■ Goal
Write out the records below word for word, please.

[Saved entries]
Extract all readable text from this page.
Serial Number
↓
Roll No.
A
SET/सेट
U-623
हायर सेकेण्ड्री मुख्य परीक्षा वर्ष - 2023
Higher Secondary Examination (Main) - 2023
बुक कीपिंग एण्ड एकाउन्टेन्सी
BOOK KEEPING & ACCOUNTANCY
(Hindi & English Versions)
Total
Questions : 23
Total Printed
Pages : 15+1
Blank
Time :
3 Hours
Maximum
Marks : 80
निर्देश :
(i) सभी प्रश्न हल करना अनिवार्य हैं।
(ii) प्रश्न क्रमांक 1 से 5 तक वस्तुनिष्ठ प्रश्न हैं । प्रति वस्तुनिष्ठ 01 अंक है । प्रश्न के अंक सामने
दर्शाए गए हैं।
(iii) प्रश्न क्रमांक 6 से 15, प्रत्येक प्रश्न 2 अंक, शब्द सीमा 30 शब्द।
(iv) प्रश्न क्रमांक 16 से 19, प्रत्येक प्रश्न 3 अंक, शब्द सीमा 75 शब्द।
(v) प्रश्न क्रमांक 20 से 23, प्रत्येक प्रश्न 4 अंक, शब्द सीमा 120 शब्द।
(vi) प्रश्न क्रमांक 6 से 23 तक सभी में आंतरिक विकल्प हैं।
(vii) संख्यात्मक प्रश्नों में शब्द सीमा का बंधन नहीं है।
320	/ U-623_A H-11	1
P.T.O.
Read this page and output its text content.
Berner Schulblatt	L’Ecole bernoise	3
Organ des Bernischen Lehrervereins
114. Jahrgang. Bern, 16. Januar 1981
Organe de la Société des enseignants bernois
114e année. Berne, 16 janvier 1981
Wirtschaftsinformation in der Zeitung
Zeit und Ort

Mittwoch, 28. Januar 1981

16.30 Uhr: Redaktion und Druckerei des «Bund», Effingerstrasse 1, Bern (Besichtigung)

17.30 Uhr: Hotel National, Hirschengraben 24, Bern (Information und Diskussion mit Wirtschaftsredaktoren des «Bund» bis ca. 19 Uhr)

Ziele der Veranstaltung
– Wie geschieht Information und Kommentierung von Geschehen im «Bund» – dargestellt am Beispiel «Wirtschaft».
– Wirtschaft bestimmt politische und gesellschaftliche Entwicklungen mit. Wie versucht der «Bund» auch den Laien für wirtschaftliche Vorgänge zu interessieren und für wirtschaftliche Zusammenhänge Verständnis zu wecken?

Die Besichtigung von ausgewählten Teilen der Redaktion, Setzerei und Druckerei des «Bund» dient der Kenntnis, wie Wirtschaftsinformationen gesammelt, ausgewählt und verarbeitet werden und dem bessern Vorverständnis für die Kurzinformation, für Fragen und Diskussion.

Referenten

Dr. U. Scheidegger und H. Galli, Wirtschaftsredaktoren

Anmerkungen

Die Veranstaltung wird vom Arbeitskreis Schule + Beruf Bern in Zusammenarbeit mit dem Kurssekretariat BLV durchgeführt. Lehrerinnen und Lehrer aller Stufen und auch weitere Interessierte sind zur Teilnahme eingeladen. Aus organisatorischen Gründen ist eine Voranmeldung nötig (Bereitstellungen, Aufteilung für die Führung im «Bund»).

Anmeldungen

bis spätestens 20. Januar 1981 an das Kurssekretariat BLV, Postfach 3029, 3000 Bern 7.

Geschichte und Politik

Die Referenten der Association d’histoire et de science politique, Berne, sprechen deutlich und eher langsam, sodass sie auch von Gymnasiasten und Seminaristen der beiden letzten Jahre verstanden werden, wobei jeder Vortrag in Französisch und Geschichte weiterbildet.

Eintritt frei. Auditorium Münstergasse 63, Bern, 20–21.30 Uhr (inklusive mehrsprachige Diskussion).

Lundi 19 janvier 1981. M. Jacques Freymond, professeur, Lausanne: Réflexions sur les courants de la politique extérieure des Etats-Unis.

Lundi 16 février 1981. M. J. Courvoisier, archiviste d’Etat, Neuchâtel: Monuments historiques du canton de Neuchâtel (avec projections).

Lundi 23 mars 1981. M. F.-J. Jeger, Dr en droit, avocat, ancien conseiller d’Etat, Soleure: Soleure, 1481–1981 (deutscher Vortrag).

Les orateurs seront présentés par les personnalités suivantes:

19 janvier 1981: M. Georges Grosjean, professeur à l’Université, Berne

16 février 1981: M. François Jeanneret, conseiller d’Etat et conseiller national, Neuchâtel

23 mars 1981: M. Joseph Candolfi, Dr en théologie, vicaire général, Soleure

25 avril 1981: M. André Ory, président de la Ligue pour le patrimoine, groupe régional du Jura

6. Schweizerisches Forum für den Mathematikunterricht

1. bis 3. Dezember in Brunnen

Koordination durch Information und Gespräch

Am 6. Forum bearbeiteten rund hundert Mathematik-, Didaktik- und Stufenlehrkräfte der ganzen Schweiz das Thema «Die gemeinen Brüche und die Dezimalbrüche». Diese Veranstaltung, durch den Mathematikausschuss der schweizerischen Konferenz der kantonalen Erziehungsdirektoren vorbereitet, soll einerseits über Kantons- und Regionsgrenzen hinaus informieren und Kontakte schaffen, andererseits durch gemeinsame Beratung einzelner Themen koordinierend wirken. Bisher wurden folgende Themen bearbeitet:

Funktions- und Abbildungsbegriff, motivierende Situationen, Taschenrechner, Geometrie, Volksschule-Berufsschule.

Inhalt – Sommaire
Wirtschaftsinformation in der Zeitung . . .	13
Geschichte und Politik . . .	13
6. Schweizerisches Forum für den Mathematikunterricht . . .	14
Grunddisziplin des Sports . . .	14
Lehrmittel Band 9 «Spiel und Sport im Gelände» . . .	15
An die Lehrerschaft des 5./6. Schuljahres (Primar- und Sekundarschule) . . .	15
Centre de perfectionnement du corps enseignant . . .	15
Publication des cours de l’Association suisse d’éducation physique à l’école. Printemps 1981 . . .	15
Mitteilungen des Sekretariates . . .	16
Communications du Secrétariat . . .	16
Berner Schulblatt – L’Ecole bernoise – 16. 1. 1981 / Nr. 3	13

■ Written solution
Extract all readable text from this page.
Serial Number
↓
Roll No.
A
SET/सेट
U-623
हायर सेकेण्ड्री मुख्य परीक्षा वर्ष - 2023
Higher Secondary Examination (Main) - 2023
बुक कीपिंग एण्ड एकाउन्टेन्सी
BOOK KEEPING & ACCOUNTANCY
(Hindi & English Versions)
Total
Questions : 23
Total Printed
Pages : 15+1
Blank
Time :
3 Hours
Maximum
Marks : 80
निर्देश :
(i) सभी प्रश्न हल करना अनिवार्य हैं।
(ii) प्रश्न क्रमांक 1 से 5 तक वस्तुनिष्ठ प्रश्न हैं । प्रति वस्तुनिष्ठ 01 अंक है । प्रश्न के अंक सामने
दर्शाए गए हैं।
(iii) प्रश्न क्रमांक 6 से 15, प्रत्येक प्रश्न 2 अंक, शब्द सीमा 30 शब्द।
(iv) प्रश्न क्रमांक 16 से 19, प्रत्येक प्रश्न 3 अंक, शब्द सीमा 75 शब्द।
(v) प्रश्न क्रमांक 20 से 23, प्रत्येक प्रश्न 4 अंक, शब्द सीमा 120 शब्द।
(vi) प्रश्न क्रमांक 6 से 23 तक सभी में आंतरिक विकल्प हैं।
(vii) संख्यात्मक प्रश्नों में शब्द सीमा का बंधन नहीं है।
320	/ U-623_A H-11	1
P.T.O.
Read this page and output its text content.
Berner Schulblatt	L’Ecole bernoise	3
Organ des Bernischen Lehrervereins
114. Jahrgang. Bern, 16. Januar 1981
Organe de la Société des enseignants bernois
114e année. Berne, 16 janvier 1981
Wirtschaftsinformation in der Zeitung
Zeit und Ort

Mittwoch, 28. Januar 1981

16.30 Uhr: Redaktion und Druckerei des «Bund», Effingerstrasse 1, Bern (Besichtigung)

17.30 Uhr: Hotel National, Hirschengraben 24, Bern (Information und Diskussion mit Wirtschaftsredaktoren des «Bund» bis ca. 19 Uhr)

Ziele der Veranstaltung
– Wie geschieht Information und Kommentierung von Geschehen im «Bund» – dargestellt am Beispiel «Wirtschaft».
– Wirtschaft bestimmt politische und gesellschaftliche Entwicklungen mit. Wie versucht der «Bund» auch den Laien für wirtschaftliche Vorgänge zu interessieren und für wirtschaftliche Zusammenhänge Verständnis zu wecken?

Die Besichtigung von ausgewählten Teilen der Redaktion, Setzerei und Druckerei des «Bund» dient der Kenntnis, wie Wirtschaftsinformationen gesammelt, ausgewählt und verarbeitet werden und dem bessern Vorverständnis für die Kurzinformation, für Fragen und Diskussion.

Referenten

Dr. U. Scheidegger und H. Galli, Wirtschaftsredaktoren

Anmerkungen

Die Veranstaltung wird vom Arbeitskreis Schule + Beruf Bern in Zusammenarbeit mit dem Kurssekretariat BLV durchgeführt. Lehrerinnen und Lehrer aller Stufen und auch weitere Interessierte sind zur Teilnahme eingeladen. Aus organisatorischen Gründen ist eine Voranmeldung nötig (Bereitstellungen, Aufteilung für die Führung im «Bund»).

Anmeldungen

bis spätestens 20. Januar 1981 an das Kurssekretariat BLV, Postfach 3029, 3000 Bern 7.

Geschichte und Politik

Die Referenten der Association d’histoire et de science politique, Berne, sprechen deutlich und eher langsam, sodass sie auch von Gymnasiasten und Seminaristen der beiden letzten Jahre verstanden werden, wobei jeder Vortrag in Französisch und Geschichte weiterbildet.

Eintritt frei. Auditorium Münstergasse 63, Bern, 20–21.30 Uhr (inklusive mehrsprachige Diskussion).

Lundi 19 janvier 1981. M. Jacques Freymond, professeur, Lausanne: Réflexions sur les courants de la politique extérieure des Etats-Unis.

Lundi 16 février 1981. M. J. Courvoisier, archiviste d’Etat, Neuchâtel: Monuments historiques du canton de Neuchâtel (avec projections).

Lundi 23 mars 1981. M. F.-J. Jeger, Dr en droit, avocat, ancien conseiller d’Etat, Soleure: Soleure, 1481–1981 (deutscher Vortrag).

Les orateurs seront présentés par les personnalités suivantes:

19 janvier 1981: M. Georges Grosjean, professeur à l’Université, Berne

16 février 1981: M. François Jeanneret, conseiller d’Etat et conseiller national, Neuchâtel

23 mars 1981: M. Joseph Candolfi, Dr en théologie, vicaire général, Soleure

25 avril 1981: M. André Ory, président de la Ligue pour le patrimoine, groupe régional du Jura

6. Schweizerisches Forum für den Mathematikunterricht

1. bis 3. Dezember in Brunnen

Koordination durch Information und Gespräch

Am 6. Forum bearbeiteten rund hundert Mathematik-, Didaktik- und Stufenlehrkräfte der ganzen Schweiz das Thema «Die gemeinen Brüche und die Dezimalbrüche». Diese Veranstaltung, durch den Mathematikausschuss der schweizerischen Konferenz der kantonalen Erziehungsdirektoren vorbereitet, soll einerseits über Kantons- und Regionsgrenzen hinaus informieren und Kontakte schaffen, andererseits durch gemeinsame Beratung einzelner Themen koordinierend wirken. Bisher wurden folgende Themen bearbeitet:

Funktions- und Abbildungsbegriff, motivierende Situationen, Taschenrechner, Geometrie, Volksschule-Berufsschule.

Inhalt – Sommaire
Wirtschaftsinformation in der Zeitung . . .	13
Geschichte und Politik . . .	13
6. Schweizerisches Forum für den Mathematikunterricht . . .	14
Grunddisziplin des Sports . . .	14
Lehrmittel Band 9 «Spiel und Sport im Gelände» . . .	15
An die Lehrerschaft des 5./6. Schuljahres (Primar- und Sekundarschule) . . .	15
Centre de perfectionnement du corps enseignant . . .	15
Publication des cours de l’Association suisse d’éducation physique à l’école. Printemps 1981 . . .	15
Mitteilungen des Sekretariates . . .	16
Communications du Secrétariat . . .	16
Berner Schulblatt – L’Ecole bernoise – 16. 1. 1981 / Nr. 3	13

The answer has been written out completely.